===== Exercise data =====

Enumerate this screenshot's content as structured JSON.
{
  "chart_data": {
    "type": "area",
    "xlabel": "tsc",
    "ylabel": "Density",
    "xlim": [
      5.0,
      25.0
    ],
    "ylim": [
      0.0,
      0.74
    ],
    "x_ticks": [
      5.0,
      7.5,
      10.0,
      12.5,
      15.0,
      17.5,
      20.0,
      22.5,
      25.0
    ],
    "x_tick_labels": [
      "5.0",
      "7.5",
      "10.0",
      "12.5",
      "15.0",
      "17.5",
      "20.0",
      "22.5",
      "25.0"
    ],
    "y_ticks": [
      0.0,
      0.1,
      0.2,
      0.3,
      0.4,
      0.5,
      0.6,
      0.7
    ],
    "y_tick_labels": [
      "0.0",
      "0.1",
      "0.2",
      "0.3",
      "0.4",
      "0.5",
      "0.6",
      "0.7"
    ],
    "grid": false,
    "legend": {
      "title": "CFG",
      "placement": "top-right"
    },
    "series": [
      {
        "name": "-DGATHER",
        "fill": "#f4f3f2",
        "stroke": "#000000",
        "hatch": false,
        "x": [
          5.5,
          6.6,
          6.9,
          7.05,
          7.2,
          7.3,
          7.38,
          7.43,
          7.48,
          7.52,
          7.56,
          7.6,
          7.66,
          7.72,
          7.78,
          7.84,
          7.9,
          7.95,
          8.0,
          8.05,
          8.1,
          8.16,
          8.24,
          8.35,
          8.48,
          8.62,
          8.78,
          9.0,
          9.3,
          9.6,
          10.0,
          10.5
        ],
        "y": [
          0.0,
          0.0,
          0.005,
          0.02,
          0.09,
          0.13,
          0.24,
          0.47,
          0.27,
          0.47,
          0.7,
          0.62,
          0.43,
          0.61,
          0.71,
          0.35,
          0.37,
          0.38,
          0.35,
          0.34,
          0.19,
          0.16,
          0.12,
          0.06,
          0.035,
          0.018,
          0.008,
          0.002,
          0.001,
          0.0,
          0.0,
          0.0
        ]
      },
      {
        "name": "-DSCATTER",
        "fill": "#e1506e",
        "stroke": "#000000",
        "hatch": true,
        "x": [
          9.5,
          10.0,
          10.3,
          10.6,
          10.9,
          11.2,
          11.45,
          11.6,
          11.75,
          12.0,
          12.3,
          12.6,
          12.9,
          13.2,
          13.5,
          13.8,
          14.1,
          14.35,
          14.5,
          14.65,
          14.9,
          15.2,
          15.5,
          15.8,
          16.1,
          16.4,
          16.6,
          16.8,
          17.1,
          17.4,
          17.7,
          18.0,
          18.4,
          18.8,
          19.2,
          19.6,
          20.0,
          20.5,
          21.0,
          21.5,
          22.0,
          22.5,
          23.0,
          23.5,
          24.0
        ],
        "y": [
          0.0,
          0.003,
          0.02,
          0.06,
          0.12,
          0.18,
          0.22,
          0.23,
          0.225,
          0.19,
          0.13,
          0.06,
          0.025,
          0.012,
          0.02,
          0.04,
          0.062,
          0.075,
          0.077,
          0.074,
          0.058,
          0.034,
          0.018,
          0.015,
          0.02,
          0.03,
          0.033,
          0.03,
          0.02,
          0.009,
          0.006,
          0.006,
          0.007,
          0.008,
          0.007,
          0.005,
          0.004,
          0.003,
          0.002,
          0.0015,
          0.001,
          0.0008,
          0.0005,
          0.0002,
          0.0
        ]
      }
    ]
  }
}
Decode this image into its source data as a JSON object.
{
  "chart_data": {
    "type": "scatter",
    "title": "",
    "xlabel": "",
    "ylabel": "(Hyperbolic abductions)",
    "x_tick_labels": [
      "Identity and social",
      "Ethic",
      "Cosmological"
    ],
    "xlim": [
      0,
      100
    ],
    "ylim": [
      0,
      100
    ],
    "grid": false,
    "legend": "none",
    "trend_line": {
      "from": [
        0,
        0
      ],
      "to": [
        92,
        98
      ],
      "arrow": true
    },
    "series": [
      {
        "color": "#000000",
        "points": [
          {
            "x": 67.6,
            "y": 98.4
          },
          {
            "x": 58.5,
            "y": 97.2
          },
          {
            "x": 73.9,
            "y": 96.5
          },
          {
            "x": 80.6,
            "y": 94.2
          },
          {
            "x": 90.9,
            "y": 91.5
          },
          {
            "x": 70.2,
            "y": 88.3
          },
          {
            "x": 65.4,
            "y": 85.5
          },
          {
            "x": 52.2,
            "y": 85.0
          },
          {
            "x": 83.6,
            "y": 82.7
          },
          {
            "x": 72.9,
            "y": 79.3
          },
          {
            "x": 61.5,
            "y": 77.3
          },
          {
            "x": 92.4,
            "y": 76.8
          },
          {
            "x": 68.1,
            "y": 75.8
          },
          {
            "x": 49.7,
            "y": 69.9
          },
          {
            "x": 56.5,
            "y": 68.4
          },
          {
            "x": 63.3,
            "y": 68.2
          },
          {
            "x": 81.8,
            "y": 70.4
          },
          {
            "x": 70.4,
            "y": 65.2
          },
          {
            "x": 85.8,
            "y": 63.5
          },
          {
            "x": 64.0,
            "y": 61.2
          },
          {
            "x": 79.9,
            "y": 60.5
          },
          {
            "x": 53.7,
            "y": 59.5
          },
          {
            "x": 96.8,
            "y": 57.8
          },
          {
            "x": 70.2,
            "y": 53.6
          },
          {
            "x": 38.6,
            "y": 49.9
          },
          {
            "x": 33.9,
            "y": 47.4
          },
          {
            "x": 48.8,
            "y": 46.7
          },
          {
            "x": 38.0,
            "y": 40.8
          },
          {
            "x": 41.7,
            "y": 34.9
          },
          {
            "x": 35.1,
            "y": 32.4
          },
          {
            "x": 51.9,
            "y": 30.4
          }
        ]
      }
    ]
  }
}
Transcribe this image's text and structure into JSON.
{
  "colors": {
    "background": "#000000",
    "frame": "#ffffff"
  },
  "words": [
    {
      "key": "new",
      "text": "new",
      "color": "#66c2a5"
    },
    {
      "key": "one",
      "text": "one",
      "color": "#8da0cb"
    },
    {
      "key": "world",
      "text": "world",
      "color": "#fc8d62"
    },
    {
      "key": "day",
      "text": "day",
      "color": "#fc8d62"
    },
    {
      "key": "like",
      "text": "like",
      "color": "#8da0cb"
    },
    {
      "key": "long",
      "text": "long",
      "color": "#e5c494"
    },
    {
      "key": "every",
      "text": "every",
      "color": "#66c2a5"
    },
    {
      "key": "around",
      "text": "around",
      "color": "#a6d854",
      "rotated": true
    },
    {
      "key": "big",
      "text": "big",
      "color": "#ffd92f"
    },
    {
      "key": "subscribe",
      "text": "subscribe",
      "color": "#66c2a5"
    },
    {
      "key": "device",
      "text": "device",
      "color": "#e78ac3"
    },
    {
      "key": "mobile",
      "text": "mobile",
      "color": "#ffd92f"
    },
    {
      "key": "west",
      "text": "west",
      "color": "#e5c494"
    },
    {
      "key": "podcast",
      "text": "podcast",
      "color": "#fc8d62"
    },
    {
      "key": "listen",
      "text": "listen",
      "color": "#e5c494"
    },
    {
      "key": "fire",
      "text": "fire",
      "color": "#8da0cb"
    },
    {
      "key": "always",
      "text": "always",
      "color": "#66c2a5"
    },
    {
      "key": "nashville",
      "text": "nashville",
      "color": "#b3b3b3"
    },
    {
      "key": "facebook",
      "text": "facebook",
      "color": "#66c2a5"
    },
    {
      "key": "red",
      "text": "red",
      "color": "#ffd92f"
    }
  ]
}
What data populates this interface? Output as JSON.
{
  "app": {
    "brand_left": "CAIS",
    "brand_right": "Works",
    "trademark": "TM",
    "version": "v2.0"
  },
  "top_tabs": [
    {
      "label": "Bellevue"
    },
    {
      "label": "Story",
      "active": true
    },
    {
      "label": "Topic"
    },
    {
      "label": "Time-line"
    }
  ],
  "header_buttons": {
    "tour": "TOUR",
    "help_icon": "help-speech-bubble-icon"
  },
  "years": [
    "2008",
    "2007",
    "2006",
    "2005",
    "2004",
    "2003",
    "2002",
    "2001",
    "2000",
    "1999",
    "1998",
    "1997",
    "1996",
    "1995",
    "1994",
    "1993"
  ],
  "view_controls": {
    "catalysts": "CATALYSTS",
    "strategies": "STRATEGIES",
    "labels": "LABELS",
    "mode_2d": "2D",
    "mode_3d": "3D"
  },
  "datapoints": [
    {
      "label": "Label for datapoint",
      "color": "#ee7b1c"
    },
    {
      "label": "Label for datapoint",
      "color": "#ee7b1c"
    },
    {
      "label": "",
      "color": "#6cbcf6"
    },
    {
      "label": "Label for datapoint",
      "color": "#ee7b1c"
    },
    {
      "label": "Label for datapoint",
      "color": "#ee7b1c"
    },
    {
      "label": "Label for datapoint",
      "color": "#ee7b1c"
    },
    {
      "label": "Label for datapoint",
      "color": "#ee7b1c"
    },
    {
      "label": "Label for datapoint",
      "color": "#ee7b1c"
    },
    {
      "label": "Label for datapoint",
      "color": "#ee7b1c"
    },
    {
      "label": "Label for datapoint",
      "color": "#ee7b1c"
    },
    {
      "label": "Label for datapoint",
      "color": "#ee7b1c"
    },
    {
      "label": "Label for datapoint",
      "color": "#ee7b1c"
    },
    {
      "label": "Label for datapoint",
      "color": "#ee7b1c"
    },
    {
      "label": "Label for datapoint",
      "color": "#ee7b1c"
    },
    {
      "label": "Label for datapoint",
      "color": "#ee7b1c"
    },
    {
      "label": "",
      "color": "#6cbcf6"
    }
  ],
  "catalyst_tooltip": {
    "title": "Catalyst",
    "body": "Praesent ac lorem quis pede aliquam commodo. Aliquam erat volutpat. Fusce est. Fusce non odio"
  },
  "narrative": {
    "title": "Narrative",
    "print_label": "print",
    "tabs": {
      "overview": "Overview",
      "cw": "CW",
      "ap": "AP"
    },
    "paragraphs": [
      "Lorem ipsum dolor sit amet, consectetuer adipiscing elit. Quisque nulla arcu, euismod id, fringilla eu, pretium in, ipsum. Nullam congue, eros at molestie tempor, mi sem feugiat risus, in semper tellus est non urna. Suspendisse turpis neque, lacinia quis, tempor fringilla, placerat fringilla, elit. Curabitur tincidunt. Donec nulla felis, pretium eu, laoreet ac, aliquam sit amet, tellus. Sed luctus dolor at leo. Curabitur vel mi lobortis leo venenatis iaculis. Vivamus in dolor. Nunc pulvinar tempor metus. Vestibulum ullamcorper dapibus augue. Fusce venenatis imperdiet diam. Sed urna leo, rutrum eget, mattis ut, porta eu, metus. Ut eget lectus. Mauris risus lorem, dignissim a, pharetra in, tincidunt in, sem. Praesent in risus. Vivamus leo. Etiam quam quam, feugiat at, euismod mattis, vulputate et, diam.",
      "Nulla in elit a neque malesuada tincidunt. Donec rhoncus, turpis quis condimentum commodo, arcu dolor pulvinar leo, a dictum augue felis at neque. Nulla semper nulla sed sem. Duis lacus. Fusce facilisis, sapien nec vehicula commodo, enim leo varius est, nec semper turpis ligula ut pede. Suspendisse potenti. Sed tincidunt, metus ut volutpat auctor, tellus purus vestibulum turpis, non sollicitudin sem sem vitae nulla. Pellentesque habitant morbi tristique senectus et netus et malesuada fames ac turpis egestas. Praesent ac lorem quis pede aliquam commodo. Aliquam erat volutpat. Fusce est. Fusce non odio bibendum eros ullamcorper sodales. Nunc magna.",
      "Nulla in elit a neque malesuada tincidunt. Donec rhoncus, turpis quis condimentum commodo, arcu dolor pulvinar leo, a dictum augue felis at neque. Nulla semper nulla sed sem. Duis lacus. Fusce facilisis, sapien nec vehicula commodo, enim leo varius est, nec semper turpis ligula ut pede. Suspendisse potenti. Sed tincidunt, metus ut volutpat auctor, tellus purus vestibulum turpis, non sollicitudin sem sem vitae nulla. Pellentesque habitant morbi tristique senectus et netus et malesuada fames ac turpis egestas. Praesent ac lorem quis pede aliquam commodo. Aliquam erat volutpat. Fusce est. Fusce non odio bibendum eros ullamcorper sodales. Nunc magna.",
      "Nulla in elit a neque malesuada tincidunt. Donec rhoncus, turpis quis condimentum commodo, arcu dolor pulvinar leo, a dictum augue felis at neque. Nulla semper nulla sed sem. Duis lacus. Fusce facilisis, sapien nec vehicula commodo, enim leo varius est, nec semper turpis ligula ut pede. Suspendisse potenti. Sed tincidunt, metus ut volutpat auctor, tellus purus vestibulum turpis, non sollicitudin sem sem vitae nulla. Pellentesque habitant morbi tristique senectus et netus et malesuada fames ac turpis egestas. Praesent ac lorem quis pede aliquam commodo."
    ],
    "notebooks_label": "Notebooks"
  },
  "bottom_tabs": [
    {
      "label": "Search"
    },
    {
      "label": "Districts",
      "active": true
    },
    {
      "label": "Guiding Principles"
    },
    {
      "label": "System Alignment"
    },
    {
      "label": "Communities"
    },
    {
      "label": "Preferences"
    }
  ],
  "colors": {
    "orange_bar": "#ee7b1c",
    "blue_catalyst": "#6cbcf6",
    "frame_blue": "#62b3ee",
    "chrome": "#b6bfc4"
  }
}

=====

■ **Exercise**: Looking at the records above, report how many lines contain the word "image". Answer with the number only.

■ **Solution**: 2